— Exercise details —
Reproduce every line of the listing, unchanged, from the line containing "Text: 10: 10 xyxy=(55,178,70,191)" down to the line containing "Bar xyxy=(618,127,702,137)", including both of those lines.
━━━━━ Stored rows ━━━━━
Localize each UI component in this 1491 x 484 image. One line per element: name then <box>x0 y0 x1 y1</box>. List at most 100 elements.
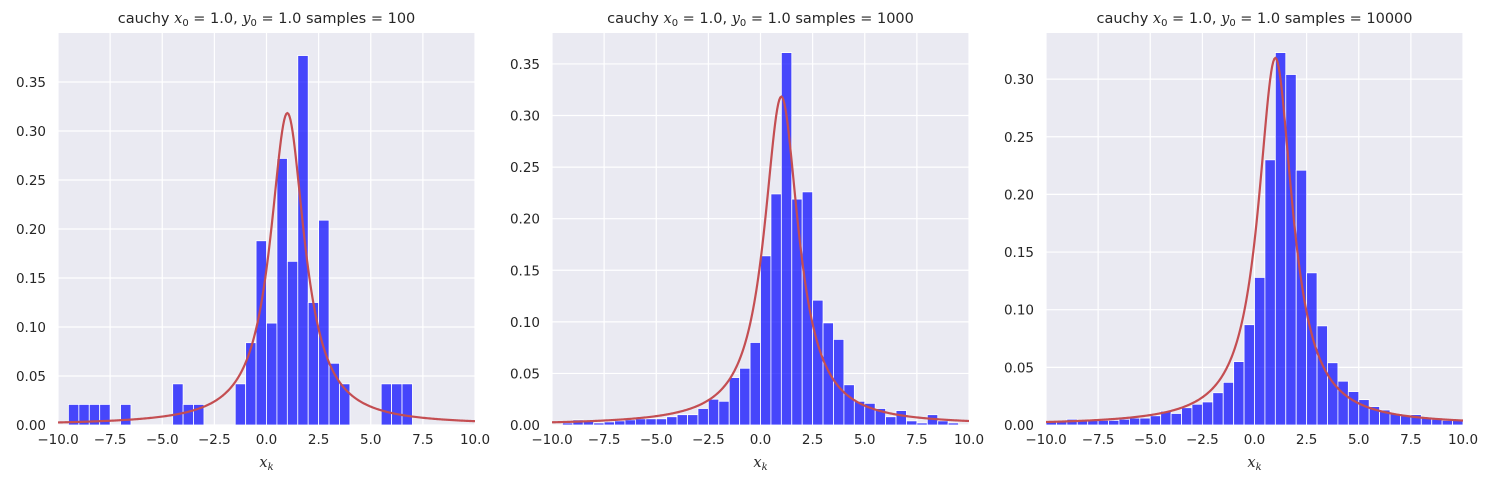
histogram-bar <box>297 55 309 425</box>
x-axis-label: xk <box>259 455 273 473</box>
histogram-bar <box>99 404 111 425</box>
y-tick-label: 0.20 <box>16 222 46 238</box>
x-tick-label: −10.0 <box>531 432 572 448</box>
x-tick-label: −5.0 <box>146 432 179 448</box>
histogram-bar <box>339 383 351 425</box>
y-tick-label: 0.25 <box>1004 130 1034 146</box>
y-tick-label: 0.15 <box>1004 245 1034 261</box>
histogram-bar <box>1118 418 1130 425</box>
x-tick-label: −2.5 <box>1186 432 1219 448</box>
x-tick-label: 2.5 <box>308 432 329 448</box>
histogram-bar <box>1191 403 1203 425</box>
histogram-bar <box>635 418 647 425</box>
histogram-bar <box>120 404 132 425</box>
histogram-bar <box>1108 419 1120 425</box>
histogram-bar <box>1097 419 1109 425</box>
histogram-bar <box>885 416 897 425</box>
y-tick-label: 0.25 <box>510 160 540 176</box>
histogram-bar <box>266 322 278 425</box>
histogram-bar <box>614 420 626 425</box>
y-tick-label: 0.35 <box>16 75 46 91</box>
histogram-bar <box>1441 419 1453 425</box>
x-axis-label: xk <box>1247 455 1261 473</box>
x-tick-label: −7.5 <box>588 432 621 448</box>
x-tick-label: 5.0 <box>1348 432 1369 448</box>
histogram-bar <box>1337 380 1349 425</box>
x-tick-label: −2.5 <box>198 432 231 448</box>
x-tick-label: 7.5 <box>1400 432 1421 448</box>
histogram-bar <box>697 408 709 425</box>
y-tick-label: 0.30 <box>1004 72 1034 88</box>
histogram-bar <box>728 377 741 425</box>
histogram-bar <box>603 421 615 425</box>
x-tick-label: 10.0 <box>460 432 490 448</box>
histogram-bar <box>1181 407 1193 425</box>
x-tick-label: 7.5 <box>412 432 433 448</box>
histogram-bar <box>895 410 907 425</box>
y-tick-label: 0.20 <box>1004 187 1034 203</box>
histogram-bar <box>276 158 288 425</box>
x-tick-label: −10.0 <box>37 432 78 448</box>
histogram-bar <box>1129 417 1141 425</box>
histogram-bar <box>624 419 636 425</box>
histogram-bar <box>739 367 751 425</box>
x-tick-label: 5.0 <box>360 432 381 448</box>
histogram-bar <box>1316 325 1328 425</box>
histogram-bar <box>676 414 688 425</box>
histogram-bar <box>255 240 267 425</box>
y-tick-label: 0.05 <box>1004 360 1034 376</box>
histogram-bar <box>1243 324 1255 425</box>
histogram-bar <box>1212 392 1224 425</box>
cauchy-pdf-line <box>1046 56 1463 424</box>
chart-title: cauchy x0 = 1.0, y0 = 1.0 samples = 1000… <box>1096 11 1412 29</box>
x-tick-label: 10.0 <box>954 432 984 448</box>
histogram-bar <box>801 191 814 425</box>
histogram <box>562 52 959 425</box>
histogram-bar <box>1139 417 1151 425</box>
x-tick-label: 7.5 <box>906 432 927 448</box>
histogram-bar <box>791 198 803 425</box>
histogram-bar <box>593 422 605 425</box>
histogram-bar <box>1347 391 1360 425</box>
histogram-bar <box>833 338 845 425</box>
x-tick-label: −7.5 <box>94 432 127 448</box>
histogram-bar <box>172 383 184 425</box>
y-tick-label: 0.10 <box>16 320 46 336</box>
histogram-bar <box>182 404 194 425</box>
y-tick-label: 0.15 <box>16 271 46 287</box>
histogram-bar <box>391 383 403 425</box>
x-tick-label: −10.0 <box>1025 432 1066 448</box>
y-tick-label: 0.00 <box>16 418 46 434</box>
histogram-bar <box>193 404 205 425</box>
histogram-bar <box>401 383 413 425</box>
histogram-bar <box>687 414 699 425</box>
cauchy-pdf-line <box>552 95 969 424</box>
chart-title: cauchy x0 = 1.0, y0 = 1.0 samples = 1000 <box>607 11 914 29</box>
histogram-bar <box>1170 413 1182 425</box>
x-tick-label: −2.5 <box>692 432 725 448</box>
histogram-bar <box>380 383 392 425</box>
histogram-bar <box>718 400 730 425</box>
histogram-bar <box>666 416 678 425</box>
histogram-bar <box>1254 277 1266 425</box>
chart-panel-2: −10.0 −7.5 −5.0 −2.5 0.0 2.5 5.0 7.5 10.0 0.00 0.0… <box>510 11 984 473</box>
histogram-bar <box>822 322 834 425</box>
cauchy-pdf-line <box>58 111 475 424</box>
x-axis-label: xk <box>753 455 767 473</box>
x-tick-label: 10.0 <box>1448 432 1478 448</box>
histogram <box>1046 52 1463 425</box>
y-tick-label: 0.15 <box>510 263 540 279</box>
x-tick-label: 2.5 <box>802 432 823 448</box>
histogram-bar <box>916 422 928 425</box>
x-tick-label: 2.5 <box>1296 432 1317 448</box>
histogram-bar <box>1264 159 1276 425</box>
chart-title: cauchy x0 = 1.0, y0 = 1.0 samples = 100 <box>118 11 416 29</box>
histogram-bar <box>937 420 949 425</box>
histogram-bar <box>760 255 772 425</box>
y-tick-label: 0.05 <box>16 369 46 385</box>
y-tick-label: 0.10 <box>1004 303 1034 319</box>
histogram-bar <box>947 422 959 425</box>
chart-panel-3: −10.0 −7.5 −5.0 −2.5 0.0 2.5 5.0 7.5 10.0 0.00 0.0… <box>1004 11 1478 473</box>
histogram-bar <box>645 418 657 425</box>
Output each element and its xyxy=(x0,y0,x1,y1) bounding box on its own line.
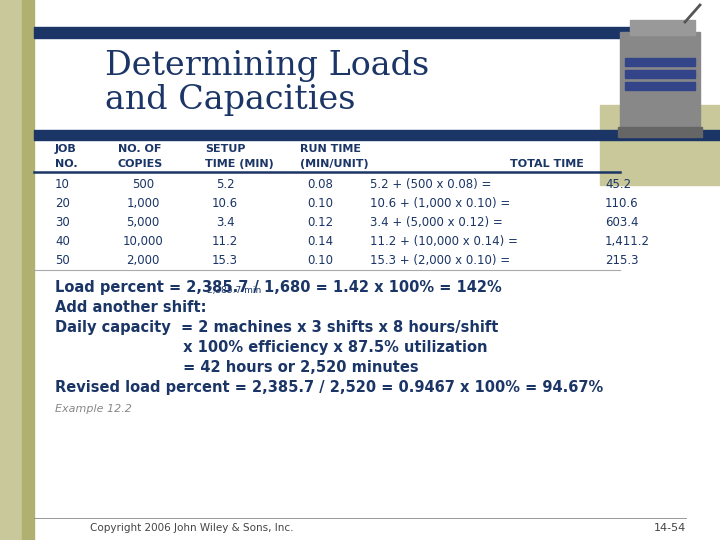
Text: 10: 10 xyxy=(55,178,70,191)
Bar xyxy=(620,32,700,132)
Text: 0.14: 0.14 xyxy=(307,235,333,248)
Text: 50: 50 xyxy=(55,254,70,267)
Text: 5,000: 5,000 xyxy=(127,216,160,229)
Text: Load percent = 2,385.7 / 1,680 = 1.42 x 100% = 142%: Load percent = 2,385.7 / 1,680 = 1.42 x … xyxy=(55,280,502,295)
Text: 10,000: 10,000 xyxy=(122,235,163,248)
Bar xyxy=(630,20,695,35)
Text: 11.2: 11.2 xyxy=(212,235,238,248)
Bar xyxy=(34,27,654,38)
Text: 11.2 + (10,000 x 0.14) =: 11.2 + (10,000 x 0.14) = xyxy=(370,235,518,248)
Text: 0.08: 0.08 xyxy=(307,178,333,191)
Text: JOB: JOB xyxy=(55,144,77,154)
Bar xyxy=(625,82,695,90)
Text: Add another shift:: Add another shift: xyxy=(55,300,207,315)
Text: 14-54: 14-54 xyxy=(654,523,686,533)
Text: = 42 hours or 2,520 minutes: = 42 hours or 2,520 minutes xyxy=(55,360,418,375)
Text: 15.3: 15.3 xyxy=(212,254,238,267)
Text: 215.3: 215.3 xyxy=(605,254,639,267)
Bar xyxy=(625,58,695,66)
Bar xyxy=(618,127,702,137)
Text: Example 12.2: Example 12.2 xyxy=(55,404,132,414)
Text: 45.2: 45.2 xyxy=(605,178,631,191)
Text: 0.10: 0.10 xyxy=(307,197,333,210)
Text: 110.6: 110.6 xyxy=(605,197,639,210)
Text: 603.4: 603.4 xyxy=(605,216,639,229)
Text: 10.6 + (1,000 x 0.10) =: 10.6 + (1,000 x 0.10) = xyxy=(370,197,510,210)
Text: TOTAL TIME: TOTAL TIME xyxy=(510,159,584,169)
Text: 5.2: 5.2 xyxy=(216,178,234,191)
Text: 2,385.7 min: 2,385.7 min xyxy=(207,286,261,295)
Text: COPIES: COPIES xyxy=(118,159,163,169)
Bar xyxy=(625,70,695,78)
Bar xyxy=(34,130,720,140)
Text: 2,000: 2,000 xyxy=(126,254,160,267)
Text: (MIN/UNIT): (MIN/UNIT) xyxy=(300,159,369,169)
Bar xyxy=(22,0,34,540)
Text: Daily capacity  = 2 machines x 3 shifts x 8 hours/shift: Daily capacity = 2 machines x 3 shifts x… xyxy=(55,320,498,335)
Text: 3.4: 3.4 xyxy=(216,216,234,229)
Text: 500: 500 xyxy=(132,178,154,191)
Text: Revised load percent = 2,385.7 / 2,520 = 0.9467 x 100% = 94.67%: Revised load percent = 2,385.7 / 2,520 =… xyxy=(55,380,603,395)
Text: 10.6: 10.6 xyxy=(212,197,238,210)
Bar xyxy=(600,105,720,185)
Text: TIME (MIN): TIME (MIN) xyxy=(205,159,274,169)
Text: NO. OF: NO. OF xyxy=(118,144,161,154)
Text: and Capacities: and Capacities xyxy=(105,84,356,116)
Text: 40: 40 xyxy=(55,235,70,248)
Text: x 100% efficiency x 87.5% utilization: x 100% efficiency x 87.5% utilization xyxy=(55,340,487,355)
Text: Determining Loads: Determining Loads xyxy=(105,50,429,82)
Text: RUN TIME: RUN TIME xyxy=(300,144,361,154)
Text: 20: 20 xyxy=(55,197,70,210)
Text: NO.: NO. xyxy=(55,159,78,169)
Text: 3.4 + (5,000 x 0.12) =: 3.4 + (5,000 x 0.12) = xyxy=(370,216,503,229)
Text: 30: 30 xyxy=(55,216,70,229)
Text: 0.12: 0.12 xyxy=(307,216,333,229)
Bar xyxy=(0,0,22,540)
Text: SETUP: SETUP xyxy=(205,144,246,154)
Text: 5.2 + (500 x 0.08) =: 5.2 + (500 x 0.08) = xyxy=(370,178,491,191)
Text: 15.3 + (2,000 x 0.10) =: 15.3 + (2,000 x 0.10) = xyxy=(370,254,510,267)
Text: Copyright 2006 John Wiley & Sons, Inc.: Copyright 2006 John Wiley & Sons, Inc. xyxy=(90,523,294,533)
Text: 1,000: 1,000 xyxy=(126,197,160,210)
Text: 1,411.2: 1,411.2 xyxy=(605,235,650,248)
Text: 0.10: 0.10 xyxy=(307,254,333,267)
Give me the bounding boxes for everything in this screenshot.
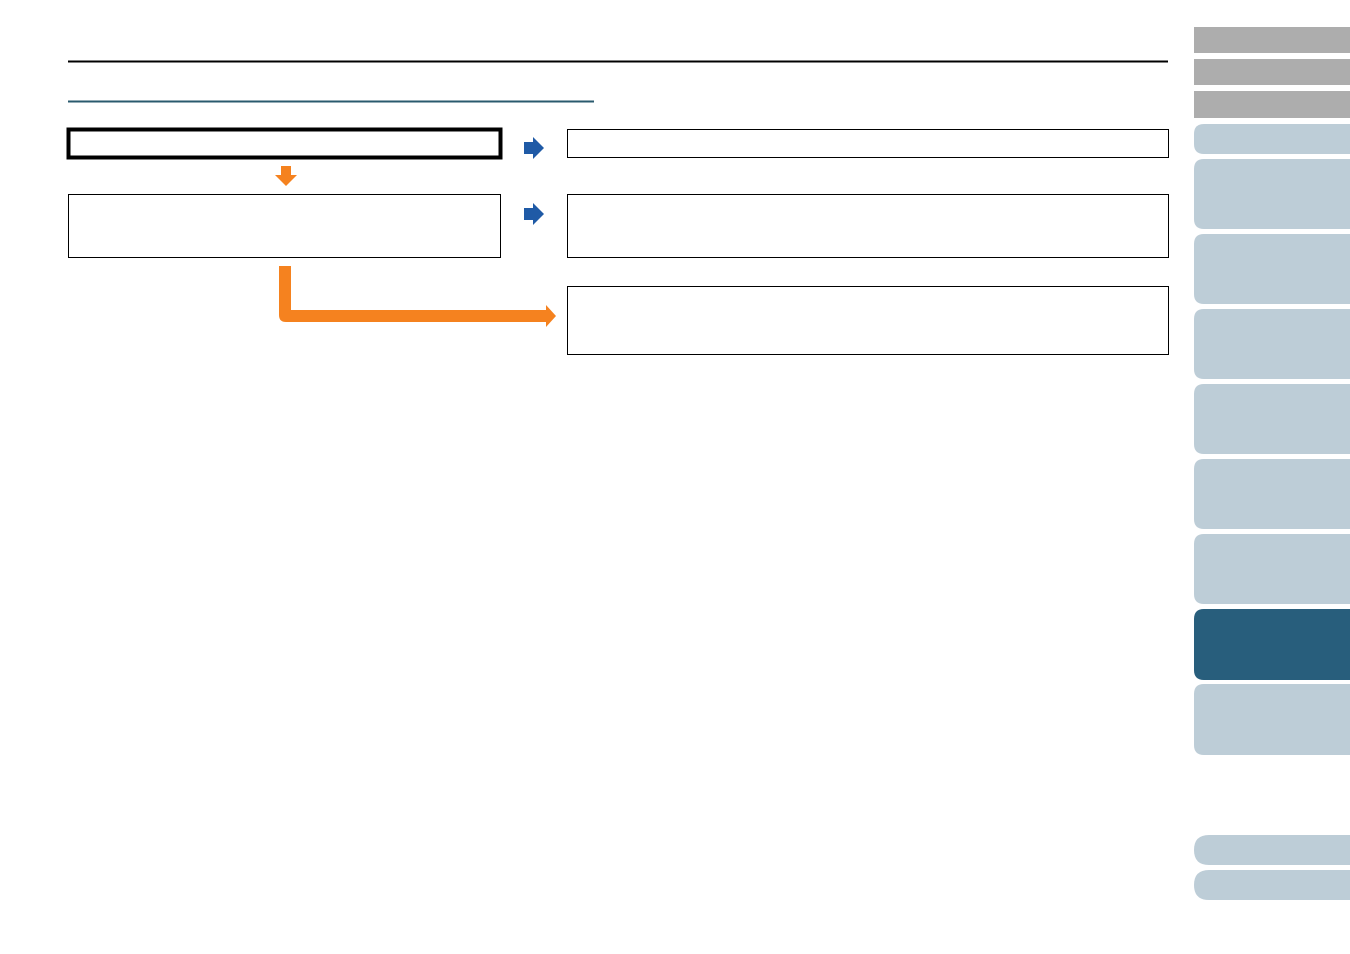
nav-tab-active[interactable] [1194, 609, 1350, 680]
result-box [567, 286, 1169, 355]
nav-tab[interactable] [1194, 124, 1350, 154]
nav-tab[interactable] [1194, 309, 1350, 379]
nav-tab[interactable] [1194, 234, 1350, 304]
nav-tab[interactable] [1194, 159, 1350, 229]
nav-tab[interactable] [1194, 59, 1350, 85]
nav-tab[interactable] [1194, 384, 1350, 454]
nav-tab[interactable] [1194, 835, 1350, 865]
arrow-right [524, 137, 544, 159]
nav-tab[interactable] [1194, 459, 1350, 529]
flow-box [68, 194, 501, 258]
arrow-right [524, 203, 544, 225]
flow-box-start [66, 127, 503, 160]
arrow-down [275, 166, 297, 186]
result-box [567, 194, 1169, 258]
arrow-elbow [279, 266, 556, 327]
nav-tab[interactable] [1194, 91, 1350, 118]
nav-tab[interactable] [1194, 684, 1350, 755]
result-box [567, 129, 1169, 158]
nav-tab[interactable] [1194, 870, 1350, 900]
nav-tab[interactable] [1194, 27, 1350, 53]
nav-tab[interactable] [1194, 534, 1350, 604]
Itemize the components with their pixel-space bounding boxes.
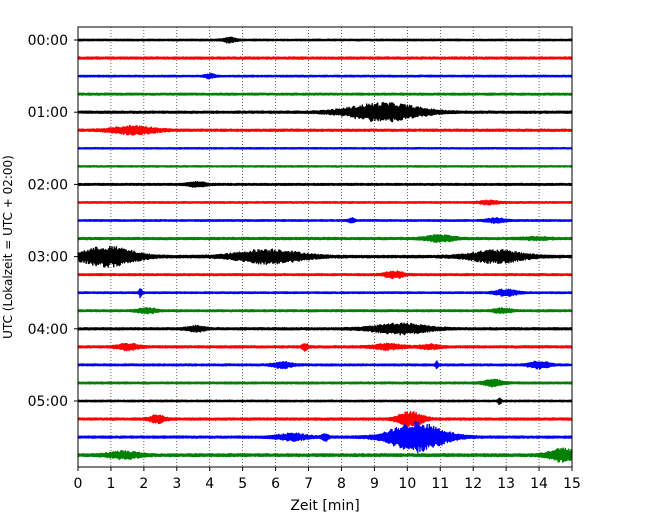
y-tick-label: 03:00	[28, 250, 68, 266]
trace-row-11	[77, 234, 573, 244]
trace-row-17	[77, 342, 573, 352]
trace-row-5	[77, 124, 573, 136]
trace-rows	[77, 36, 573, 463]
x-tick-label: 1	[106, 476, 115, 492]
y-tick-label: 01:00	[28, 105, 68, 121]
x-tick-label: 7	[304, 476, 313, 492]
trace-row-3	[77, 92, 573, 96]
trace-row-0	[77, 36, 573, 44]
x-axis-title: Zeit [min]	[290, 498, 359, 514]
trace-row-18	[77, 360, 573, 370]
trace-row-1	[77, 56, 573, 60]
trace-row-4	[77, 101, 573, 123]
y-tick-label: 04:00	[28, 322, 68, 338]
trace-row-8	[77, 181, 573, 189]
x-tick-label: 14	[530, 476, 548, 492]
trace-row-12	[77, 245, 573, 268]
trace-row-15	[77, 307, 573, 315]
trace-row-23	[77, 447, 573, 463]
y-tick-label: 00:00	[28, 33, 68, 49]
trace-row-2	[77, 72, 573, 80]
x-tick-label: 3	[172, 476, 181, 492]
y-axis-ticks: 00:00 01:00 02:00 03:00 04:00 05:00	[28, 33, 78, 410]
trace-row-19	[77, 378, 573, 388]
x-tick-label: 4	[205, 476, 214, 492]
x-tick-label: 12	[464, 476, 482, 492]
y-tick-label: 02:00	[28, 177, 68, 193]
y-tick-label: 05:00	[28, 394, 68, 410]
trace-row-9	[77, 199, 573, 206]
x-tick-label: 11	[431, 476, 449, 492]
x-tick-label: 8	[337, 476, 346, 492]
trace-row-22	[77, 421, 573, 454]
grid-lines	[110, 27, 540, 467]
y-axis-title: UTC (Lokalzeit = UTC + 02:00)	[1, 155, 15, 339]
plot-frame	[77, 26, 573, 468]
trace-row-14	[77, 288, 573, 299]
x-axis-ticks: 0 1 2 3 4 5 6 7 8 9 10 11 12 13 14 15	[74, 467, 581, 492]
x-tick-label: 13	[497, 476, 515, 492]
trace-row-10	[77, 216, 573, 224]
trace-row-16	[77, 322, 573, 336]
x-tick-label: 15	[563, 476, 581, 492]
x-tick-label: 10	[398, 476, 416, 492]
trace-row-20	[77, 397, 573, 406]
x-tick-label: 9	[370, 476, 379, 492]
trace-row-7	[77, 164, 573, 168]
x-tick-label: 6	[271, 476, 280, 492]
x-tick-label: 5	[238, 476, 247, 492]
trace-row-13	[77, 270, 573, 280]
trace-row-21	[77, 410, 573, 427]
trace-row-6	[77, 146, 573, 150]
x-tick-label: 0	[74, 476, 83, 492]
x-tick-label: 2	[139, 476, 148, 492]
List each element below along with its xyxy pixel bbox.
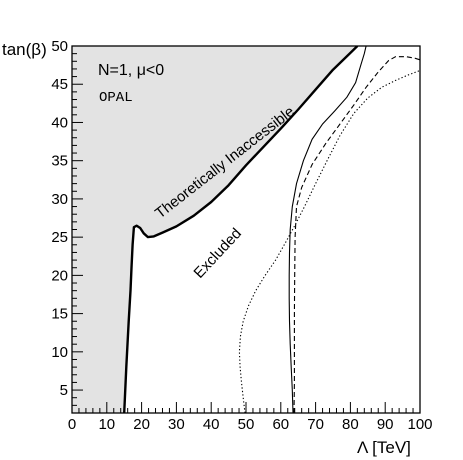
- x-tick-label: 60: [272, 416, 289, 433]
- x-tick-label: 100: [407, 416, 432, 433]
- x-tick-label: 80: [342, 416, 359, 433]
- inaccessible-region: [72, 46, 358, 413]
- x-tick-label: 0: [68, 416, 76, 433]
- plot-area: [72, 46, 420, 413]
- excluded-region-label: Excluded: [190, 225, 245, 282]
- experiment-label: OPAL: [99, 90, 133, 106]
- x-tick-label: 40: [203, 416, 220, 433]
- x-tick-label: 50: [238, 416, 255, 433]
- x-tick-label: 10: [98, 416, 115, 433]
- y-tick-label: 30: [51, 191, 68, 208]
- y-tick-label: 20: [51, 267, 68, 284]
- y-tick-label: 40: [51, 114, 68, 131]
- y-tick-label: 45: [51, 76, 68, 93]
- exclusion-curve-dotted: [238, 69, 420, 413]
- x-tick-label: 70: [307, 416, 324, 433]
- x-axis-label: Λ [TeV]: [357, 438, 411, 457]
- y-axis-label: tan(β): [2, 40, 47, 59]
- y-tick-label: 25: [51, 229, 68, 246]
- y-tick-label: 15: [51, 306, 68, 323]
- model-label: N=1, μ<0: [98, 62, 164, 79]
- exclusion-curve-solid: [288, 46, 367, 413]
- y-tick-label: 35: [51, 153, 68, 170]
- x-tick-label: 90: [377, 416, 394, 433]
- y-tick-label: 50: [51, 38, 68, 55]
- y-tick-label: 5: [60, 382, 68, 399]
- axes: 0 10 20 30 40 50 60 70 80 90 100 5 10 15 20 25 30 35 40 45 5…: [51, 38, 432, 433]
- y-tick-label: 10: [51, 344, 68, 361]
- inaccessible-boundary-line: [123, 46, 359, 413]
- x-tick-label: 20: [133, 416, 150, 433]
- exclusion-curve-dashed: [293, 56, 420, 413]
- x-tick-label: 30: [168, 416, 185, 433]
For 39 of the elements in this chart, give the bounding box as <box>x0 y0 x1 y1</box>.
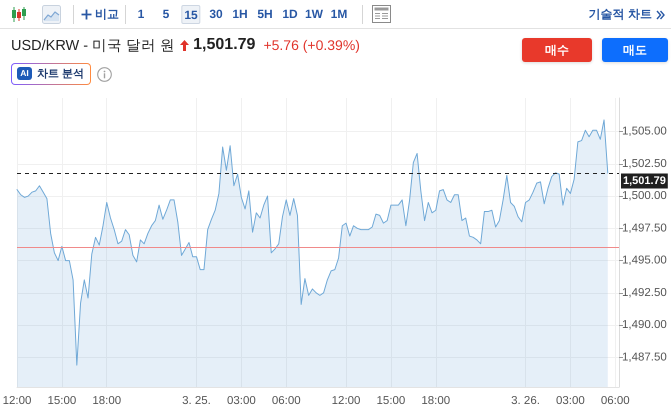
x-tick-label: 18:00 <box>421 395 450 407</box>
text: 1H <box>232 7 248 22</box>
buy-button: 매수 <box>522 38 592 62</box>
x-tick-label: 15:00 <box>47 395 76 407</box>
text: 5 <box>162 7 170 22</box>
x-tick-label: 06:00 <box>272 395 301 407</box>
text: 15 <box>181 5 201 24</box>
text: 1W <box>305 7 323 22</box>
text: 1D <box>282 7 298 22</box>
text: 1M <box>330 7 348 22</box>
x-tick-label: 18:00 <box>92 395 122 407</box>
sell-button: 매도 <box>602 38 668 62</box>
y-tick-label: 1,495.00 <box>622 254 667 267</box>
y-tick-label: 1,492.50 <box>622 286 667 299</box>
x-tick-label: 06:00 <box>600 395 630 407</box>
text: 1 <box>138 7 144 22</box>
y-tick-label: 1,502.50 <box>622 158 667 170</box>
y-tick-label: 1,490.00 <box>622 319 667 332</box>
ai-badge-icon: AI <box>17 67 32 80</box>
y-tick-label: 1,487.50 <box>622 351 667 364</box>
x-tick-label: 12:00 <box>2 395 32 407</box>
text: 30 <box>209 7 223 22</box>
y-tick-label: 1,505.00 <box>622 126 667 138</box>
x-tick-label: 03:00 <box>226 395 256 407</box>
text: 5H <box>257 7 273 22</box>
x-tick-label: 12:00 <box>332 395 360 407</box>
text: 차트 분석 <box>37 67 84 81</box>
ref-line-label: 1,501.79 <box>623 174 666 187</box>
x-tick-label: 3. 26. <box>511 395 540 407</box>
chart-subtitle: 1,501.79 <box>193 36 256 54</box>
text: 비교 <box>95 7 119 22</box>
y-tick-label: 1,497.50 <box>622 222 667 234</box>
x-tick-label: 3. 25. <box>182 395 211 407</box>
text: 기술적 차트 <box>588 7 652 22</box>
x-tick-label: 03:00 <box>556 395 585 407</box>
━━━━━
— The result —
Text: 10: 10 xyxy=(55,178,70,191)
Bar xyxy=(620,32,700,132)
Text: 0.14: 0.14 xyxy=(307,235,333,248)
Text: 50: 50 xyxy=(55,254,70,267)
Text: 5,000: 5,000 xyxy=(127,216,160,229)
Text: Load percent = 2,385.7 / 1,680 = 1.42 x 100% = 142%: Load percent = 2,385.7 / 1,680 = 1.42 x … xyxy=(55,280,502,295)
Text: 10,000: 10,000 xyxy=(122,235,163,248)
Bar xyxy=(630,20,695,35)
Text: 11.2: 11.2 xyxy=(212,235,238,248)
Bar xyxy=(34,27,654,38)
Text: 11.2 + (10,000 x 0.14) =: 11.2 + (10,000 x 0.14) = xyxy=(370,235,518,248)
Text: 0.08: 0.08 xyxy=(307,178,333,191)
Text: JOB: JOB xyxy=(55,144,77,154)
Bar xyxy=(625,82,695,90)
Text: Add another shift:: Add another shift: xyxy=(55,300,207,315)
Text: 14-54: 14-54 xyxy=(654,523,686,533)
Text: = 42 hours or 2,520 minutes: = 42 hours or 2,520 minutes xyxy=(55,360,418,375)
Text: 15.3: 15.3 xyxy=(212,254,238,267)
Text: 215.3: 215.3 xyxy=(605,254,639,267)
Bar xyxy=(625,58,695,66)
Bar xyxy=(618,127,702,137)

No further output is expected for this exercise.